**Problem requirements:** Make an exact transcription of the material, leaving out all images.

**Information provided:**
----------

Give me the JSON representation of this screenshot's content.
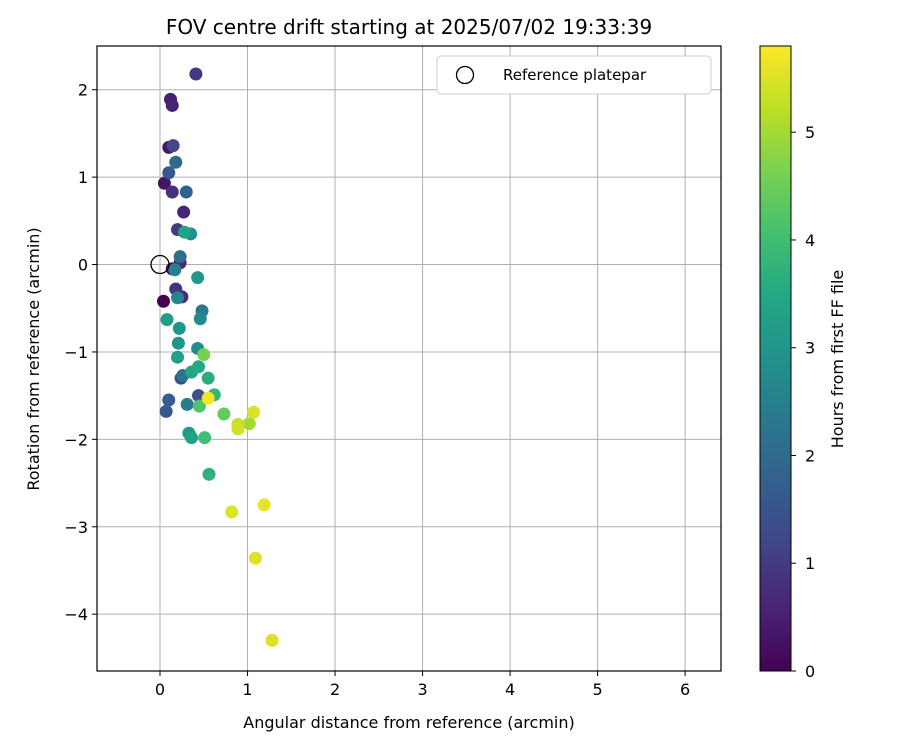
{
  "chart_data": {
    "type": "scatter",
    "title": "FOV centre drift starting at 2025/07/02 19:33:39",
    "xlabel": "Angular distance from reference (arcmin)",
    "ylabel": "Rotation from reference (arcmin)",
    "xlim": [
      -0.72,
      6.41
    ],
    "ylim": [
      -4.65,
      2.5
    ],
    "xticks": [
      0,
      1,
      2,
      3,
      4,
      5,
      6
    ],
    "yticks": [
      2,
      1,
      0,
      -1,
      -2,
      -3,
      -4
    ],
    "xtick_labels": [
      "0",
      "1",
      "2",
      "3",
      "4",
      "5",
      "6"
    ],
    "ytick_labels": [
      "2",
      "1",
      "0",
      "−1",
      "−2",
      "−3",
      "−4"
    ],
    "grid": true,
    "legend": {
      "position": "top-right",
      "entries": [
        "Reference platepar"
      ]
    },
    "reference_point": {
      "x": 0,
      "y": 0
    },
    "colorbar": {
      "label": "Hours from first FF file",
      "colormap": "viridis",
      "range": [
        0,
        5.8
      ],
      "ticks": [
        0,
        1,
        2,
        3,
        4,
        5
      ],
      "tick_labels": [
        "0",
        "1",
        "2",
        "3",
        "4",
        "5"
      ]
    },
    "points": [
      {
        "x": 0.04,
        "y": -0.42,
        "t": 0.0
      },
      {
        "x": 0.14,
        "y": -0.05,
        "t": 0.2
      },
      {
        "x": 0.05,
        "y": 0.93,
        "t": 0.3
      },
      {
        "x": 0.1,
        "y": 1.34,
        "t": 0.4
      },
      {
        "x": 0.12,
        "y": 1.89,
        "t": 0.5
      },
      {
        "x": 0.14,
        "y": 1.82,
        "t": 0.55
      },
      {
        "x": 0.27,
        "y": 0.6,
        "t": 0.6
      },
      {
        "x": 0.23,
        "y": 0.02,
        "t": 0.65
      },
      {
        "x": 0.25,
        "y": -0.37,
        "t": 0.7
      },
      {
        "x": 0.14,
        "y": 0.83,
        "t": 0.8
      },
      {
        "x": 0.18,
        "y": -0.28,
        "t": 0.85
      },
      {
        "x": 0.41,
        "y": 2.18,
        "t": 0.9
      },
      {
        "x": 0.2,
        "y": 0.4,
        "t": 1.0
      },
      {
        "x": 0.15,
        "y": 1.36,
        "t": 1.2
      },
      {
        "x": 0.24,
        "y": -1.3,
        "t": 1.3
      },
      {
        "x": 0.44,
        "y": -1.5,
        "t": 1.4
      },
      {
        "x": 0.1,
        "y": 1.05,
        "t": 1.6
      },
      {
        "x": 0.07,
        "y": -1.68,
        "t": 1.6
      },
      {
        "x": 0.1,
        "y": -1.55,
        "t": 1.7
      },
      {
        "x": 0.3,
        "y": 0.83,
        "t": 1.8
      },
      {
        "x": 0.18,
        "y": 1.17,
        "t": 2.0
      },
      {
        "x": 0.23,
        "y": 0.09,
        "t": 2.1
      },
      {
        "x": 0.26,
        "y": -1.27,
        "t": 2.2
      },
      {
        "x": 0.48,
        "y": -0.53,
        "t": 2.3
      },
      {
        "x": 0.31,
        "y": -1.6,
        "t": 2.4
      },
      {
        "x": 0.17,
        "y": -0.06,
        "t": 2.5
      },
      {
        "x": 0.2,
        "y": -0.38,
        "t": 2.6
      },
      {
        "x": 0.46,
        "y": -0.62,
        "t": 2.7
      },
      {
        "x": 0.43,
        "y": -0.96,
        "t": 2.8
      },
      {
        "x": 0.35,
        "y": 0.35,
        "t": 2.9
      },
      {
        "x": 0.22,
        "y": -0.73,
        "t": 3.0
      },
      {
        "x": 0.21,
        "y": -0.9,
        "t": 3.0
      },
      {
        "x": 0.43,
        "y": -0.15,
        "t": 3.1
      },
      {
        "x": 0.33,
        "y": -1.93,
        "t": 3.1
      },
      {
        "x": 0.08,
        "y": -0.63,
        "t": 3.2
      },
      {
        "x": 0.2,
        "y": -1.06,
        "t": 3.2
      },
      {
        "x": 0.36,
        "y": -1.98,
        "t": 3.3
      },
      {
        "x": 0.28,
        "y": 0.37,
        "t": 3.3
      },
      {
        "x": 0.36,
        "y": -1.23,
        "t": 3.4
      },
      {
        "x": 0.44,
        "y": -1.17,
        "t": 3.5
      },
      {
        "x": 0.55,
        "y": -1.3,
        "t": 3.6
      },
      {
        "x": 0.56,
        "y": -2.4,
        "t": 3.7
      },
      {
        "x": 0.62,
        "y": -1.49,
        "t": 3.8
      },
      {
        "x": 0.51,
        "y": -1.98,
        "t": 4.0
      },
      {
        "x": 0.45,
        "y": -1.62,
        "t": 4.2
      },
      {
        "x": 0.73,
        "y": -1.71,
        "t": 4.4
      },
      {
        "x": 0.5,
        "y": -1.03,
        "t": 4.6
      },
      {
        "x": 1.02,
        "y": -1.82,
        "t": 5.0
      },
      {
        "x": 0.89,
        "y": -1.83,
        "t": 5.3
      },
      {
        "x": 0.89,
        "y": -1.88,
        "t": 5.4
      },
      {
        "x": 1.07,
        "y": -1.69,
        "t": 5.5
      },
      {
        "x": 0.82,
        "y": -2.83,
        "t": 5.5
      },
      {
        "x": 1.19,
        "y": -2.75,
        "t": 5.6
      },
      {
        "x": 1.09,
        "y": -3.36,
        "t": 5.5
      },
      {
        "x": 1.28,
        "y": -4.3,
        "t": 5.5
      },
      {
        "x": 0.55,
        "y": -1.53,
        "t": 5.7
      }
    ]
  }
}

----------

**The result:**
Give me the JSON representation of this screenshot's content.
{
  "chart_data": {
    "type": "scatter",
    "title": "FOV centre drift starting at 2025/07/02 19:33:39",
    "xlabel": "Angular distance from reference (arcmin)",
    "ylabel": "Rotation from reference (arcmin)",
    "xlim": [
      -0.72,
      6.41
    ],
    "ylim": [
      -4.65,
      2.5
    ],
    "xticks": [
      0,
      1,
      2,
      3,
      4,
      5,
      6
    ],
    "yticks": [
      2,
      1,
      0,
      -1,
      -2,
      -3,
      -4
    ],
    "xtick_labels": [
      "0",
      "1",
      "2",
      "3",
      "4",
      "5",
      "6"
    ],
    "ytick_labels": [
      "2",
      "1",
      "0",
      "−1",
      "−2",
      "−3",
      "−4"
    ],
    "grid": true,
    "legend": {
      "position": "top-right",
      "entries": [
        "Reference platepar"
      ]
    },
    "reference_point": {
      "x": 0,
      "y": 0
    },
    "colorbar": {
      "label": "Hours from first FF file",
      "colormap": "viridis",
      "range": [
        0,
        5.8
      ],
      "ticks": [
        0,
        1,
        2,
        3,
        4,
        5
      ],
      "tick_labels": [
        "0",
        "1",
        "2",
        "3",
        "4",
        "5"
      ]
    },
    "points": [
      {
        "x": 0.04,
        "y": -0.42,
        "t": 0.0
      },
      {
        "x": 0.14,
        "y": -0.05,
        "t": 0.2
      },
      {
        "x": 0.05,
        "y": 0.93,
        "t": 0.3
      },
      {
        "x": 0.1,
        "y": 1.34,
        "t": 0.4
      },
      {
        "x": 0.12,
        "y": 1.89,
        "t": 0.5
      },
      {
        "x": 0.14,
        "y": 1.82,
        "t": 0.55
      },
      {
        "x": 0.27,
        "y": 0.6,
        "t": 0.6
      },
      {
        "x": 0.23,
        "y": 0.02,
        "t": 0.65
      },
      {
        "x": 0.25,
        "y": -0.37,
        "t": 0.7
      },
      {
        "x": 0.14,
        "y": 0.83,
        "t": 0.8
      },
      {
        "x": 0.18,
        "y": -0.28,
        "t": 0.85
      },
      {
        "x": 0.41,
        "y": 2.18,
        "t": 0.9
      },
      {
        "x": 0.2,
        "y": 0.4,
        "t": 1.0
      },
      {
        "x": 0.15,
        "y": 1.36,
        "t": 1.2
      },
      {
        "x": 0.24,
        "y": -1.3,
        "t": 1.3
      },
      {
        "x": 0.44,
        "y": -1.5,
        "t": 1.4
      },
      {
        "x": 0.1,
        "y": 1.05,
        "t": 1.6
      },
      {
        "x": 0.07,
        "y": -1.68,
        "t": 1.6
      },
      {
        "x": 0.1,
        "y": -1.55,
        "t": 1.7
      },
      {
        "x": 0.3,
        "y": 0.83,
        "t": 1.8
      },
      {
        "x": 0.18,
        "y": 1.17,
        "t": 2.0
      },
      {
        "x": 0.23,
        "y": 0.09,
        "t": 2.1
      },
      {
        "x": 0.26,
        "y": -1.27,
        "t": 2.2
      },
      {
        "x": 0.48,
        "y": -0.53,
        "t": 2.3
      },
      {
        "x": 0.31,
        "y": -1.6,
        "t": 2.4
      },
      {
        "x": 0.17,
        "y": -0.06,
        "t": 2.5
      },
      {
        "x": 0.2,
        "y": -0.38,
        "t": 2.6
      },
      {
        "x": 0.46,
        "y": -0.62,
        "t": 2.7
      },
      {
        "x": 0.43,
        "y": -0.96,
        "t": 2.8
      },
      {
        "x": 0.35,
        "y": 0.35,
        "t": 2.9
      },
      {
        "x": 0.22,
        "y": -0.73,
        "t": 3.0
      },
      {
        "x": 0.21,
        "y": -0.9,
        "t": 3.0
      },
      {
        "x": 0.43,
        "y": -0.15,
        "t": 3.1
      },
      {
        "x": 0.33,
        "y": -1.93,
        "t": 3.1
      },
      {
        "x": 0.08,
        "y": -0.63,
        "t": 3.2
      },
      {
        "x": 0.2,
        "y": -1.06,
        "t": 3.2
      },
      {
        "x": 0.36,
        "y": -1.98,
        "t": 3.3
      },
      {
        "x": 0.28,
        "y": 0.37,
        "t": 3.3
      },
      {
        "x": 0.36,
        "y": -1.23,
        "t": 3.4
      },
      {
        "x": 0.44,
        "y": -1.17,
        "t": 3.5
      },
      {
        "x": 0.55,
        "y": -1.3,
        "t": 3.6
      },
      {
        "x": 0.56,
        "y": -2.4,
        "t": 3.7
      },
      {
        "x": 0.62,
        "y": -1.49,
        "t": 3.8
      },
      {
        "x": 0.51,
        "y": -1.98,
        "t": 4.0
      },
      {
        "x": 0.45,
        "y": -1.62,
        "t": 4.2
      },
      {
        "x": 0.73,
        "y": -1.71,
        "t": 4.4
      },
      {
        "x": 0.5,
        "y": -1.03,
        "t": 4.6
      },
      {
        "x": 1.02,
        "y": -1.82,
        "t": 5.0
      },
      {
        "x": 0.89,
        "y": -1.83,
        "t": 5.3
      },
      {
        "x": 0.89,
        "y": -1.88,
        "t": 5.4
      },
      {
        "x": 1.07,
        "y": -1.69,
        "t": 5.5
      },
      {
        "x": 0.82,
        "y": -2.83,
        "t": 5.5
      },
      {
        "x": 1.19,
        "y": -2.75,
        "t": 5.6
      },
      {
        "x": 1.09,
        "y": -3.36,
        "t": 5.5
      },
      {
        "x": 1.28,
        "y": -4.3,
        "t": 5.5
      },
      {
        "x": 0.55,
        "y": -1.53,
        "t": 5.7
      }
    ]
  }
}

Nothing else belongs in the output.